[Provided records start]

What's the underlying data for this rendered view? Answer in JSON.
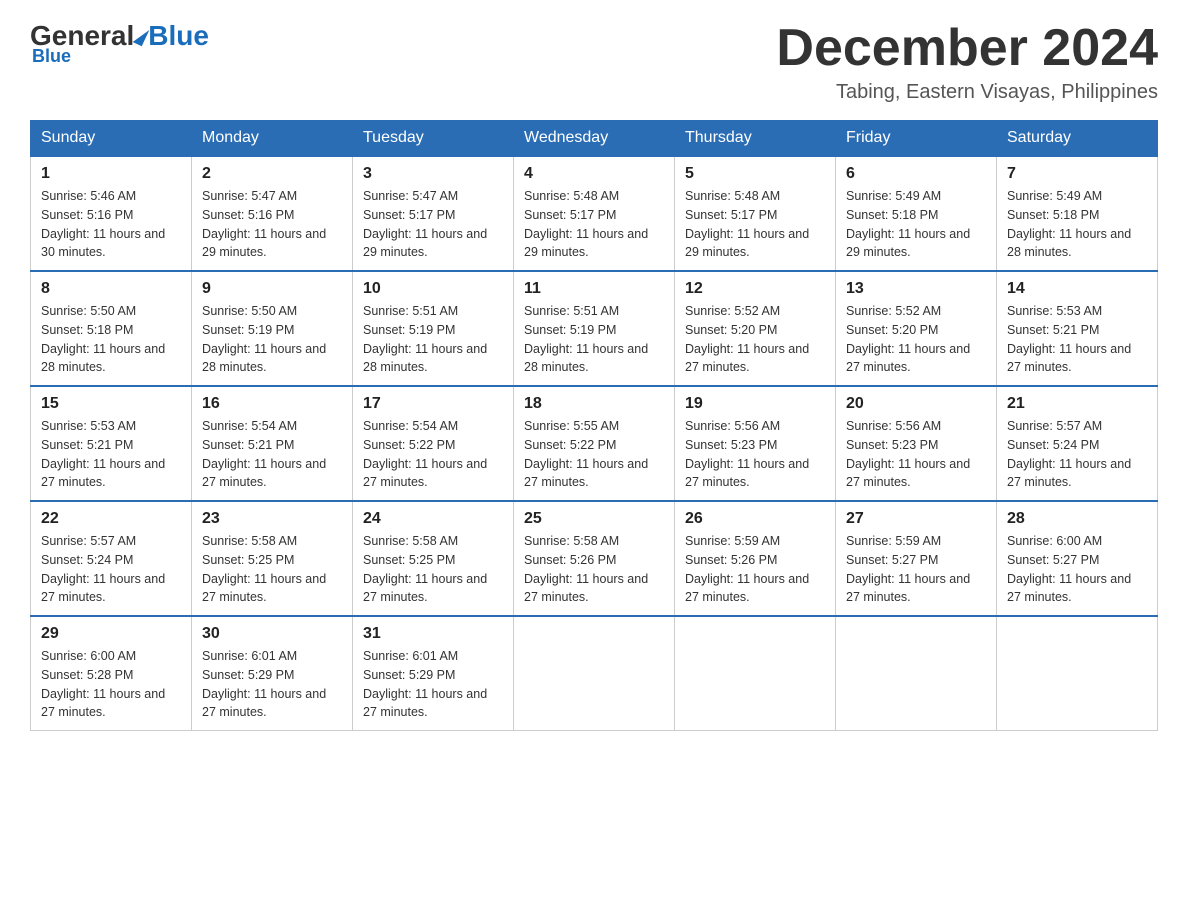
{
  "header": {
    "logo_text_general": "General",
    "logo_text_blue": "Blue",
    "month_title": "December 2024",
    "location": "Tabing, Eastern Visayas, Philippines"
  },
  "weekdays": [
    "Sunday",
    "Monday",
    "Tuesday",
    "Wednesday",
    "Thursday",
    "Friday",
    "Saturday"
  ],
  "weeks": [
    [
      {
        "day": "1",
        "sunrise": "5:46 AM",
        "sunset": "5:16 PM",
        "daylight": "11 hours and 30 minutes."
      },
      {
        "day": "2",
        "sunrise": "5:47 AM",
        "sunset": "5:16 PM",
        "daylight": "11 hours and 29 minutes."
      },
      {
        "day": "3",
        "sunrise": "5:47 AM",
        "sunset": "5:17 PM",
        "daylight": "11 hours and 29 minutes."
      },
      {
        "day": "4",
        "sunrise": "5:48 AM",
        "sunset": "5:17 PM",
        "daylight": "11 hours and 29 minutes."
      },
      {
        "day": "5",
        "sunrise": "5:48 AM",
        "sunset": "5:17 PM",
        "daylight": "11 hours and 29 minutes."
      },
      {
        "day": "6",
        "sunrise": "5:49 AM",
        "sunset": "5:18 PM",
        "daylight": "11 hours and 29 minutes."
      },
      {
        "day": "7",
        "sunrise": "5:49 AM",
        "sunset": "5:18 PM",
        "daylight": "11 hours and 28 minutes."
      }
    ],
    [
      {
        "day": "8",
        "sunrise": "5:50 AM",
        "sunset": "5:18 PM",
        "daylight": "11 hours and 28 minutes."
      },
      {
        "day": "9",
        "sunrise": "5:50 AM",
        "sunset": "5:19 PM",
        "daylight": "11 hours and 28 minutes."
      },
      {
        "day": "10",
        "sunrise": "5:51 AM",
        "sunset": "5:19 PM",
        "daylight": "11 hours and 28 minutes."
      },
      {
        "day": "11",
        "sunrise": "5:51 AM",
        "sunset": "5:19 PM",
        "daylight": "11 hours and 28 minutes."
      },
      {
        "day": "12",
        "sunrise": "5:52 AM",
        "sunset": "5:20 PM",
        "daylight": "11 hours and 27 minutes."
      },
      {
        "day": "13",
        "sunrise": "5:52 AM",
        "sunset": "5:20 PM",
        "daylight": "11 hours and 27 minutes."
      },
      {
        "day": "14",
        "sunrise": "5:53 AM",
        "sunset": "5:21 PM",
        "daylight": "11 hours and 27 minutes."
      }
    ],
    [
      {
        "day": "15",
        "sunrise": "5:53 AM",
        "sunset": "5:21 PM",
        "daylight": "11 hours and 27 minutes."
      },
      {
        "day": "16",
        "sunrise": "5:54 AM",
        "sunset": "5:21 PM",
        "daylight": "11 hours and 27 minutes."
      },
      {
        "day": "17",
        "sunrise": "5:54 AM",
        "sunset": "5:22 PM",
        "daylight": "11 hours and 27 minutes."
      },
      {
        "day": "18",
        "sunrise": "5:55 AM",
        "sunset": "5:22 PM",
        "daylight": "11 hours and 27 minutes."
      },
      {
        "day": "19",
        "sunrise": "5:56 AM",
        "sunset": "5:23 PM",
        "daylight": "11 hours and 27 minutes."
      },
      {
        "day": "20",
        "sunrise": "5:56 AM",
        "sunset": "5:23 PM",
        "daylight": "11 hours and 27 minutes."
      },
      {
        "day": "21",
        "sunrise": "5:57 AM",
        "sunset": "5:24 PM",
        "daylight": "11 hours and 27 minutes."
      }
    ],
    [
      {
        "day": "22",
        "sunrise": "5:57 AM",
        "sunset": "5:24 PM",
        "daylight": "11 hours and 27 minutes."
      },
      {
        "day": "23",
        "sunrise": "5:58 AM",
        "sunset": "5:25 PM",
        "daylight": "11 hours and 27 minutes."
      },
      {
        "day": "24",
        "sunrise": "5:58 AM",
        "sunset": "5:25 PM",
        "daylight": "11 hours and 27 minutes."
      },
      {
        "day": "25",
        "sunrise": "5:58 AM",
        "sunset": "5:26 PM",
        "daylight": "11 hours and 27 minutes."
      },
      {
        "day": "26",
        "sunrise": "5:59 AM",
        "sunset": "5:26 PM",
        "daylight": "11 hours and 27 minutes."
      },
      {
        "day": "27",
        "sunrise": "5:59 AM",
        "sunset": "5:27 PM",
        "daylight": "11 hours and 27 minutes."
      },
      {
        "day": "28",
        "sunrise": "6:00 AM",
        "sunset": "5:27 PM",
        "daylight": "11 hours and 27 minutes."
      }
    ],
    [
      {
        "day": "29",
        "sunrise": "6:00 AM",
        "sunset": "5:28 PM",
        "daylight": "11 hours and 27 minutes."
      },
      {
        "day": "30",
        "sunrise": "6:01 AM",
        "sunset": "5:29 PM",
        "daylight": "11 hours and 27 minutes."
      },
      {
        "day": "31",
        "sunrise": "6:01 AM",
        "sunset": "5:29 PM",
        "daylight": "11 hours and 27 minutes."
      },
      null,
      null,
      null,
      null
    ]
  ]
}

[Provided records end]

Omitting all images, retype each line of the records precisely.

What's the underlying data for this rendered view? Answer in JSON.
{
  "header": {
    "logo_text_general": "General",
    "logo_text_blue": "Blue",
    "month_title": "December 2024",
    "location": "Tabing, Eastern Visayas, Philippines"
  },
  "weekdays": [
    "Sunday",
    "Monday",
    "Tuesday",
    "Wednesday",
    "Thursday",
    "Friday",
    "Saturday"
  ],
  "weeks": [
    [
      {
        "day": "1",
        "sunrise": "5:46 AM",
        "sunset": "5:16 PM",
        "daylight": "11 hours and 30 minutes."
      },
      {
        "day": "2",
        "sunrise": "5:47 AM",
        "sunset": "5:16 PM",
        "daylight": "11 hours and 29 minutes."
      },
      {
        "day": "3",
        "sunrise": "5:47 AM",
        "sunset": "5:17 PM",
        "daylight": "11 hours and 29 minutes."
      },
      {
        "day": "4",
        "sunrise": "5:48 AM",
        "sunset": "5:17 PM",
        "daylight": "11 hours and 29 minutes."
      },
      {
        "day": "5",
        "sunrise": "5:48 AM",
        "sunset": "5:17 PM",
        "daylight": "11 hours and 29 minutes."
      },
      {
        "day": "6",
        "sunrise": "5:49 AM",
        "sunset": "5:18 PM",
        "daylight": "11 hours and 29 minutes."
      },
      {
        "day": "7",
        "sunrise": "5:49 AM",
        "sunset": "5:18 PM",
        "daylight": "11 hours and 28 minutes."
      }
    ],
    [
      {
        "day": "8",
        "sunrise": "5:50 AM",
        "sunset": "5:18 PM",
        "daylight": "11 hours and 28 minutes."
      },
      {
        "day": "9",
        "sunrise": "5:50 AM",
        "sunset": "5:19 PM",
        "daylight": "11 hours and 28 minutes."
      },
      {
        "day": "10",
        "sunrise": "5:51 AM",
        "sunset": "5:19 PM",
        "daylight": "11 hours and 28 minutes."
      },
      {
        "day": "11",
        "sunrise": "5:51 AM",
        "sunset": "5:19 PM",
        "daylight": "11 hours and 28 minutes."
      },
      {
        "day": "12",
        "sunrise": "5:52 AM",
        "sunset": "5:20 PM",
        "daylight": "11 hours and 27 minutes."
      },
      {
        "day": "13",
        "sunrise": "5:52 AM",
        "sunset": "5:20 PM",
        "daylight": "11 hours and 27 minutes."
      },
      {
        "day": "14",
        "sunrise": "5:53 AM",
        "sunset": "5:21 PM",
        "daylight": "11 hours and 27 minutes."
      }
    ],
    [
      {
        "day": "15",
        "sunrise": "5:53 AM",
        "sunset": "5:21 PM",
        "daylight": "11 hours and 27 minutes."
      },
      {
        "day": "16",
        "sunrise": "5:54 AM",
        "sunset": "5:21 PM",
        "daylight": "11 hours and 27 minutes."
      },
      {
        "day": "17",
        "sunrise": "5:54 AM",
        "sunset": "5:22 PM",
        "daylight": "11 hours and 27 minutes."
      },
      {
        "day": "18",
        "sunrise": "5:55 AM",
        "sunset": "5:22 PM",
        "daylight": "11 hours and 27 minutes."
      },
      {
        "day": "19",
        "sunrise": "5:56 AM",
        "sunset": "5:23 PM",
        "daylight": "11 hours and 27 minutes."
      },
      {
        "day": "20",
        "sunrise": "5:56 AM",
        "sunset": "5:23 PM",
        "daylight": "11 hours and 27 minutes."
      },
      {
        "day": "21",
        "sunrise": "5:57 AM",
        "sunset": "5:24 PM",
        "daylight": "11 hours and 27 minutes."
      }
    ],
    [
      {
        "day": "22",
        "sunrise": "5:57 AM",
        "sunset": "5:24 PM",
        "daylight": "11 hours and 27 minutes."
      },
      {
        "day": "23",
        "sunrise": "5:58 AM",
        "sunset": "5:25 PM",
        "daylight": "11 hours and 27 minutes."
      },
      {
        "day": "24",
        "sunrise": "5:58 AM",
        "sunset": "5:25 PM",
        "daylight": "11 hours and 27 minutes."
      },
      {
        "day": "25",
        "sunrise": "5:58 AM",
        "sunset": "5:26 PM",
        "daylight": "11 hours and 27 minutes."
      },
      {
        "day": "26",
        "sunrise": "5:59 AM",
        "sunset": "5:26 PM",
        "daylight": "11 hours and 27 minutes."
      },
      {
        "day": "27",
        "sunrise": "5:59 AM",
        "sunset": "5:27 PM",
        "daylight": "11 hours and 27 minutes."
      },
      {
        "day": "28",
        "sunrise": "6:00 AM",
        "sunset": "5:27 PM",
        "daylight": "11 hours and 27 minutes."
      }
    ],
    [
      {
        "day": "29",
        "sunrise": "6:00 AM",
        "sunset": "5:28 PM",
        "daylight": "11 hours and 27 minutes."
      },
      {
        "day": "30",
        "sunrise": "6:01 AM",
        "sunset": "5:29 PM",
        "daylight": "11 hours and 27 minutes."
      },
      {
        "day": "31",
        "sunrise": "6:01 AM",
        "sunset": "5:29 PM",
        "daylight": "11 hours and 27 minutes."
      },
      null,
      null,
      null,
      null
    ]
  ]
}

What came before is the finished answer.